Solutions: How can Sudan overcome the UAE lobby in the US?
BACKGROUND
Sudan In The News’ recently published an exclusive investigation into the UAE’s lobbying in the US since the outbreak of war in Sudan. The UAE reportedly arms the Rapid Support Forces (RSF) militia accused of genocide in Sudan. Amid campaigns to ban US arms sales to the UAE, a major obstacle is a powerful Emirati lobby that US intelligence officials say exploit the vulnerabilities in American governance, including the reliance on campaign contributions, susceptibility to powerful lobbying firms and lax enforcement of disclosure laws that guard against foreign interference.
SUMMARY
Amid expectations that the UAE lobby in the US will maintain its influence as the Trump administration takes office, two of the most prominent US-based Sudanese voices proposed solutions on how the Sudanese people and government can counter an Emirati lobby that has a significant impact on the war in Sudan.
INTRODUCTION
Sudan In The News’ investigative report was published on the 17th of January: the day that the outgoing US President Joe Biden administration was meant to report to Congress on UAE assurances that it is no longer arming the RSF.

* * *

#### Aim of the exercise:
Answer these questions from the article on the UAE lobby in the US, one per line:
1. Which militia does the UAE reportedly arm?
2. On what date was the investigative report published?
3. Which administration is taking office as the UAE lobby is expected to maintain its influence?
The data is not needed.

[Data block]
* * *

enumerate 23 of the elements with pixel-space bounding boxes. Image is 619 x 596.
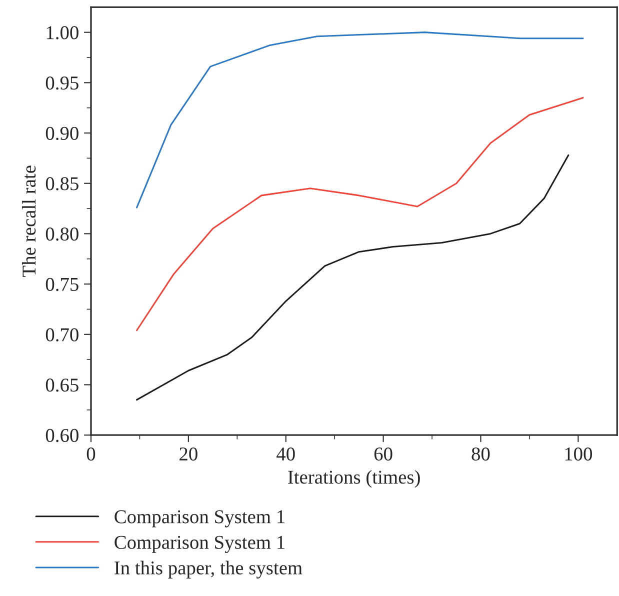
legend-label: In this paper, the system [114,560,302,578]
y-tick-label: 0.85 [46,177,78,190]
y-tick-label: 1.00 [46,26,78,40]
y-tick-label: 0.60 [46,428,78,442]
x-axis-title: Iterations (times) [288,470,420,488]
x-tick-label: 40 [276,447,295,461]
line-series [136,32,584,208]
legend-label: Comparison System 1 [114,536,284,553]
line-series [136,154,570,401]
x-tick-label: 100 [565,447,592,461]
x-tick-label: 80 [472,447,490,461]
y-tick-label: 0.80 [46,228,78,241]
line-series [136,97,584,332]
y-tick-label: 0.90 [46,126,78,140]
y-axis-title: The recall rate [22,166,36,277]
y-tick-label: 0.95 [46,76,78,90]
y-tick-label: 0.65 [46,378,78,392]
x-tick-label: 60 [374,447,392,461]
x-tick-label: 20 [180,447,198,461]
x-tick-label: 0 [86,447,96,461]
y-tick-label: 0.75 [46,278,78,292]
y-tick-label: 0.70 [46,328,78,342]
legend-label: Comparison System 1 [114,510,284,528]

* * *

#### Written answer:
1. The Rapid Support Forces (RSF)
2. The 17th of January
3. The Trump administration